Directive: Set the listing down again exactly, please, apart from its pictures.

Data for this task:
******************************

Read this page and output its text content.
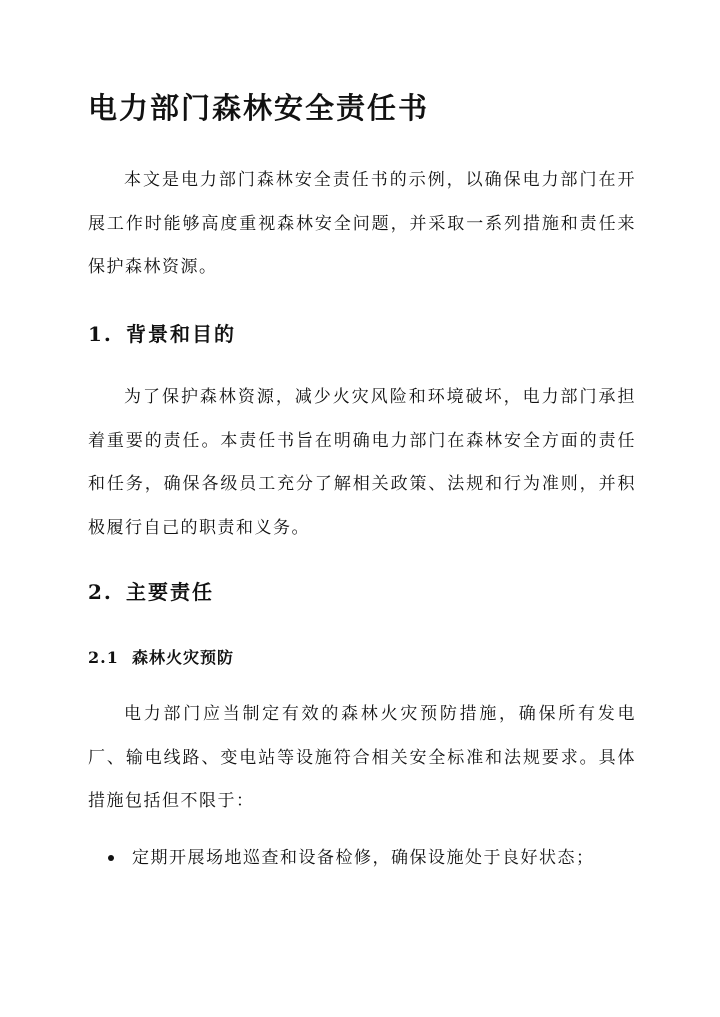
电力部门森林安全责任书

本文是电力部门森林安全责任书的示例，以确保电力部门在开展工作时能够高度重视森林安全问题，并采取一系列措施和责任来保护森林资源。

1. 背景和目的

为了保护森林资源，减少火灾风险和环境破坏，电力部门承担着重要的责任。本责任书旨在明确电力部门在森林安全方面的责任和任务，确保各级员工充分了解相关政策、法规和行为准则，并积极履行自己的职责和义务。

2. 主要责任
2.1 森林火灾预防

电力部门应当制定有效的森林火灾预防措施，确保所有发电厂、输电线路、变电站等设施符合相关安全标准和法规要求。具体措施包括但不限于：

定期开展场地巡查和设备检修，确保设施处于良好状态；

******************************

Right answer:
Read this page and output its text content.
电力部门森林安全责任书

本文是电力部门森林安全责任书的示例，以确保电力部门在开展工作时能够高度重视森林安全问题，并采取一系列措施和责任来保护森林资源。

1. 背景和目的

为了保护森林资源，减少火灾风险和环境破坏，电力部门承担着重要的责任。本责任书旨在明确电力部门在森林安全方面的责任和任务，确保各级员工充分了解相关政策、法规和行为准则，并积极履行自己的职责和义务。

2. 主要责任
2.1 森林火灾预防

电力部门应当制定有效的森林火灾预防措施，确保所有发电厂、输电线路、变电站等设施符合相关安全标准和法规要求。具体措施包括但不限于：

定期开展场地巡查和设备检修，确保设施处于良好状态；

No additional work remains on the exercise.